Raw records
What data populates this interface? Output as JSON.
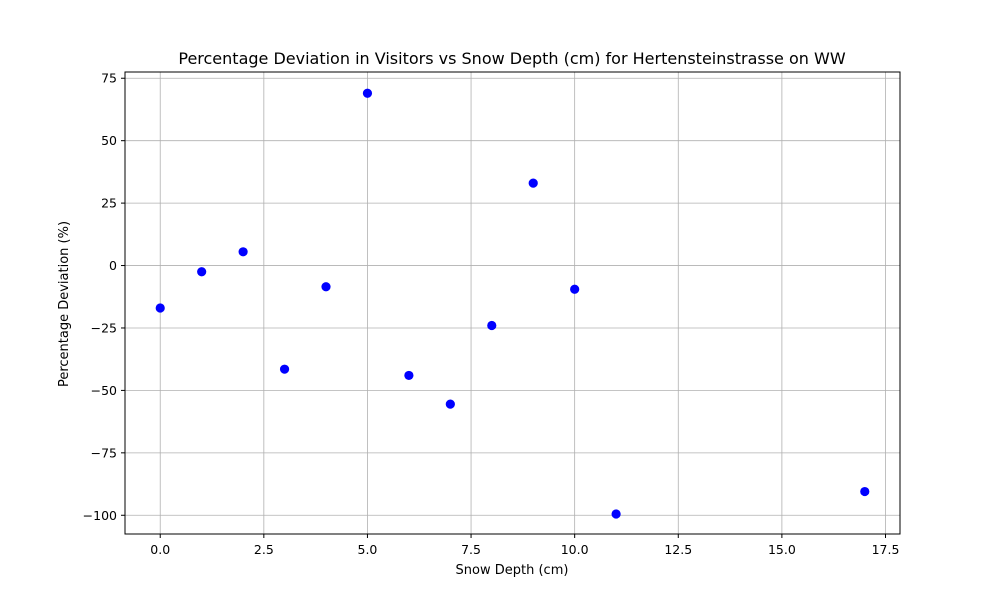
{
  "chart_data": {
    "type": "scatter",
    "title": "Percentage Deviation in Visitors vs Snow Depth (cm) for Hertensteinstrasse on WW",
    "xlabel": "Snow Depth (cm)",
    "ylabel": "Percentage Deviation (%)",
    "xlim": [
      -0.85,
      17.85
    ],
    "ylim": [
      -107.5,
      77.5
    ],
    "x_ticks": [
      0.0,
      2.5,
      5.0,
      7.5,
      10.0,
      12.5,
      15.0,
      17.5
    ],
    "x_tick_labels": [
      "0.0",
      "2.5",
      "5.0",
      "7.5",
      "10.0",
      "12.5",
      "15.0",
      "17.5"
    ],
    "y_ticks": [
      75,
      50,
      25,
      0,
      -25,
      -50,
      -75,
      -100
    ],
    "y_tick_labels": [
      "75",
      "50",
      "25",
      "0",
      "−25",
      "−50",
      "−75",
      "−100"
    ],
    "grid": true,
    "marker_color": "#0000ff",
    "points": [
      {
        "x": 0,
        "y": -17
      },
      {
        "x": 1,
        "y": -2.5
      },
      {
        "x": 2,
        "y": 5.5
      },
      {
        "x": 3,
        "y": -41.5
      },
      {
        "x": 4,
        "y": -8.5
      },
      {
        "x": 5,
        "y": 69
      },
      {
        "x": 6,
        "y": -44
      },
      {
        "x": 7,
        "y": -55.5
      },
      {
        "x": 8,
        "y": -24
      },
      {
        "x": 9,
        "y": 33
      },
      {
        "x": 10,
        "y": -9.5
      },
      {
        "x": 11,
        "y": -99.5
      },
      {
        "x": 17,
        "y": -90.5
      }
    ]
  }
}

STATED TASK
Repeat every record above exactly, but leave out any pictures.

THE REPLY
What data populates this interface? Output as JSON.
{
  "chart_data": {
    "type": "scatter",
    "title": "Percentage Deviation in Visitors vs Snow Depth (cm) for Hertensteinstrasse on WW",
    "xlabel": "Snow Depth (cm)",
    "ylabel": "Percentage Deviation (%)",
    "xlim": [
      -0.85,
      17.85
    ],
    "ylim": [
      -107.5,
      77.5
    ],
    "x_ticks": [
      0.0,
      2.5,
      5.0,
      7.5,
      10.0,
      12.5,
      15.0,
      17.5
    ],
    "x_tick_labels": [
      "0.0",
      "2.5",
      "5.0",
      "7.5",
      "10.0",
      "12.5",
      "15.0",
      "17.5"
    ],
    "y_ticks": [
      75,
      50,
      25,
      0,
      -25,
      -50,
      -75,
      -100
    ],
    "y_tick_labels": [
      "75",
      "50",
      "25",
      "0",
      "−25",
      "−50",
      "−75",
      "−100"
    ],
    "grid": true,
    "marker_color": "#0000ff",
    "points": [
      {
        "x": 0,
        "y": -17
      },
      {
        "x": 1,
        "y": -2.5
      },
      {
        "x": 2,
        "y": 5.5
      },
      {
        "x": 3,
        "y": -41.5
      },
      {
        "x": 4,
        "y": -8.5
      },
      {
        "x": 5,
        "y": 69
      },
      {
        "x": 6,
        "y": -44
      },
      {
        "x": 7,
        "y": -55.5
      },
      {
        "x": 8,
        "y": -24
      },
      {
        "x": 9,
        "y": 33
      },
      {
        "x": 10,
        "y": -9.5
      },
      {
        "x": 11,
        "y": -99.5
      },
      {
        "x": 17,
        "y": -90.5
      }
    ]
  }
}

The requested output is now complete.